----- Records provided -----

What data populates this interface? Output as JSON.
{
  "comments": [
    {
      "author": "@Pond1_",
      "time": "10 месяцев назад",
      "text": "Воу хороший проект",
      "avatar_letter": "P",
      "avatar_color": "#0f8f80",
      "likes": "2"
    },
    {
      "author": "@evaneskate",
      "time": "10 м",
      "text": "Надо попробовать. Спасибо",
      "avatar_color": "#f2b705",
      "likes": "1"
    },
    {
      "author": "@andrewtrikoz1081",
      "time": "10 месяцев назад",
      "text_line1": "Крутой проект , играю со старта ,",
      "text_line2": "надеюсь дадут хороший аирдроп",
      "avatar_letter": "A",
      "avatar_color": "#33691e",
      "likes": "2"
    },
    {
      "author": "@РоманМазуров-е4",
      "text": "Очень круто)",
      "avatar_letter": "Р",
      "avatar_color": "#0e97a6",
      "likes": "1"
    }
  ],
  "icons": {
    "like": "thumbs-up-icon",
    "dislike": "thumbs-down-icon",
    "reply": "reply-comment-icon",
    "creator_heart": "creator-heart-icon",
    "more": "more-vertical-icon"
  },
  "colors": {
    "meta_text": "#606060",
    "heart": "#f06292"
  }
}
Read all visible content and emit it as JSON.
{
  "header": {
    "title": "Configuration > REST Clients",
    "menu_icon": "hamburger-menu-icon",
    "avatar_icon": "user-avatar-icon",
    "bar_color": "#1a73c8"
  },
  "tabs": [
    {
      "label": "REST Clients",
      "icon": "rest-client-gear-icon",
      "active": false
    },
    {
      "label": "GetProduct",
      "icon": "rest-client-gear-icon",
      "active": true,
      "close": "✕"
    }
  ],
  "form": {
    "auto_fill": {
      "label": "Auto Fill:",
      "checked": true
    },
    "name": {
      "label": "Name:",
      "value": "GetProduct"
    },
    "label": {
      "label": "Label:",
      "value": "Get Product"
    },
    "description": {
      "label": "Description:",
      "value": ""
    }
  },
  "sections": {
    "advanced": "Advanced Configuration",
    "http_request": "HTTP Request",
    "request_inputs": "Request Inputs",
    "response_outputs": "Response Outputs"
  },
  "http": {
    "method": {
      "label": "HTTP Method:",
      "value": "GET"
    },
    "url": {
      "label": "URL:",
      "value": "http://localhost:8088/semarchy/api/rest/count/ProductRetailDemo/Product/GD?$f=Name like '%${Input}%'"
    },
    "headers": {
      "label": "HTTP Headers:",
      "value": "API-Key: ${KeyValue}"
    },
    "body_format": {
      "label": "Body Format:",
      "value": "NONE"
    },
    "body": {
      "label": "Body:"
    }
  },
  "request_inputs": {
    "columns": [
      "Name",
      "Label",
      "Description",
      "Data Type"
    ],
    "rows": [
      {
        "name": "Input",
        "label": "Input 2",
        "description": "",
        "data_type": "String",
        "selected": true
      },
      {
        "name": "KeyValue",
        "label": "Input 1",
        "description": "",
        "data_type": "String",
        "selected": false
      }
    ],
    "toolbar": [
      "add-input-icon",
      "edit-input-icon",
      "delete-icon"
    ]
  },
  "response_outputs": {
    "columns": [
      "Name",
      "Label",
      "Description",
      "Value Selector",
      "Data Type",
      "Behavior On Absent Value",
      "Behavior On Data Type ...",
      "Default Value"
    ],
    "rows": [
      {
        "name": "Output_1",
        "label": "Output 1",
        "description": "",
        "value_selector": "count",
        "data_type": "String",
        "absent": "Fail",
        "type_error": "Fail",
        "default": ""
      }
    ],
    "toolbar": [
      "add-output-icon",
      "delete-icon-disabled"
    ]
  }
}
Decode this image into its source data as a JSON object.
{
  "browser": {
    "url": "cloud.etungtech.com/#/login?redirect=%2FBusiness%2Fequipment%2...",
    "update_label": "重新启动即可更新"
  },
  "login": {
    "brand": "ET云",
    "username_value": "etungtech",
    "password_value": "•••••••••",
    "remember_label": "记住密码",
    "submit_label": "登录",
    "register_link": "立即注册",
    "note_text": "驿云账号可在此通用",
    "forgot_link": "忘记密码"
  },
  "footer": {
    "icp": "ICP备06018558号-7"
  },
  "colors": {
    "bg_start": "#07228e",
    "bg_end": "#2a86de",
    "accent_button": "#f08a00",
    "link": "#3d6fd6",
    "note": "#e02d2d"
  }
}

-----

Emit the records above again, exactly, with no line skipped.

What data populates this interface? Output as JSON.
{
  "comments": [
    {
      "author": "@Pond1_",
      "time": "10 месяцев назад",
      "text": "Воу хороший проект",
      "avatar_letter": "P",
      "avatar_color": "#0f8f80",
      "likes": "2"
    },
    {
      "author": "@evaneskate",
      "time": "10 м",
      "text": "Надо попробовать. Спасибо",
      "avatar_color": "#f2b705",
      "likes": "1"
    },
    {
      "author": "@andrewtrikoz1081",
      "time": "10 месяцев назад",
      "text_line1": "Крутой проект , играю со старта ,",
      "text_line2": "надеюсь дадут хороший аирдроп",
      "avatar_letter": "A",
      "avatar_color": "#33691e",
      "likes": "2"
    },
    {
      "author": "@РоманМазуров-е4",
      "text": "Очень круто)",
      "avatar_letter": "Р",
      "avatar_color": "#0e97a6",
      "likes": "1"
    }
  ],
  "icons": {
    "like": "thumbs-up-icon",
    "dislike": "thumbs-down-icon",
    "reply": "reply-comment-icon",
    "creator_heart": "creator-heart-icon",
    "more": "more-vertical-icon"
  },
  "colors": {
    "meta_text": "#606060",
    "heart": "#f06292"
  }
}
Read all visible content and emit it as JSON.
{
  "header": {
    "title": "Configuration > REST Clients",
    "menu_icon": "hamburger-menu-icon",
    "avatar_icon": "user-avatar-icon",
    "bar_color": "#1a73c8"
  },
  "tabs": [
    {
      "label": "REST Clients",
      "icon": "rest-client-gear-icon",
      "active": false
    },
    {
      "label": "GetProduct",
      "icon": "rest-client-gear-icon",
      "active": true,
      "close": "✕"
    }
  ],
  "form": {
    "auto_fill": {
      "label": "Auto Fill:",
      "checked": true
    },
    "name": {
      "label": "Name:",
      "value": "GetProduct"
    },
    "label": {
      "label": "Label:",
      "value": "Get Product"
    },
    "description": {
      "label": "Description:",
      "value": ""
    }
  },
  "sections": {
    "advanced": "Advanced Configuration",
    "http_request": "HTTP Request",
    "request_inputs": "Request Inputs",
    "response_outputs": "Response Outputs"
  },
  "http": {
    "method": {
      "label": "HTTP Method:",
      "value": "GET"
    },
    "url": {
      "label": "URL:",
      "value": "http://localhost:8088/semarchy/api/rest/count/ProductRetailDemo/Product/GD?$f=Name like '%${Input}%'"
    },
    "headers": {
      "label": "HTTP Headers:",
      "value": "API-Key: ${KeyValue}"
    },
    "body_format": {
      "label": "Body Format:",
      "value": "NONE"
    },
    "body": {
      "label": "Body:"
    }
  },
  "request_inputs": {
    "columns": [
      "Name",
      "Label",
      "Description",
      "Data Type"
    ],
    "rows": [
      {
        "name": "Input",
        "label": "Input 2",
        "description": "",
        "data_type": "String",
        "selected": true
      },
      {
        "name": "KeyValue",
        "label": "Input 1",
        "description": "",
        "data_type": "String",
        "selected": false
      }
    ],
    "toolbar": [
      "add-input-icon",
      "edit-input-icon",
      "delete-icon"
    ]
  },
  "response_outputs": {
    "columns": [
      "Name",
      "Label",
      "Description",
      "Value Selector",
      "Data Type",
      "Behavior On Absent Value",
      "Behavior On Data Type ...",
      "Default Value"
    ],
    "rows": [
      {
        "name": "Output_1",
        "label": "Output 1",
        "description": "",
        "value_selector": "count",
        "data_type": "String",
        "absent": "Fail",
        "type_error": "Fail",
        "default": ""
      }
    ],
    "toolbar": [
      "add-output-icon",
      "delete-icon-disabled"
    ]
  }
}
Decode this image into its source data as a JSON object.
{
  "browser": {
    "url": "cloud.etungtech.com/#/login?redirect=%2FBusiness%2Fequipment%2...",
    "update_label": "重新启动即可更新"
  },
  "login": {
    "brand": "ET云",
    "username_value": "etungtech",
    "password_value": "•••••••••",
    "remember_label": "记住密码",
    "submit_label": "登录",
    "register_link": "立即注册",
    "note_text": "驿云账号可在此通用",
    "forgot_link": "忘记密码"
  },
  "footer": {
    "icp": "ICP备06018558号-7"
  },
  "colors": {
    "bg_start": "#07228e",
    "bg_end": "#2a86de",
    "accent_button": "#f08a00",
    "link": "#3d6fd6",
    "note": "#e02d2d"
  }
}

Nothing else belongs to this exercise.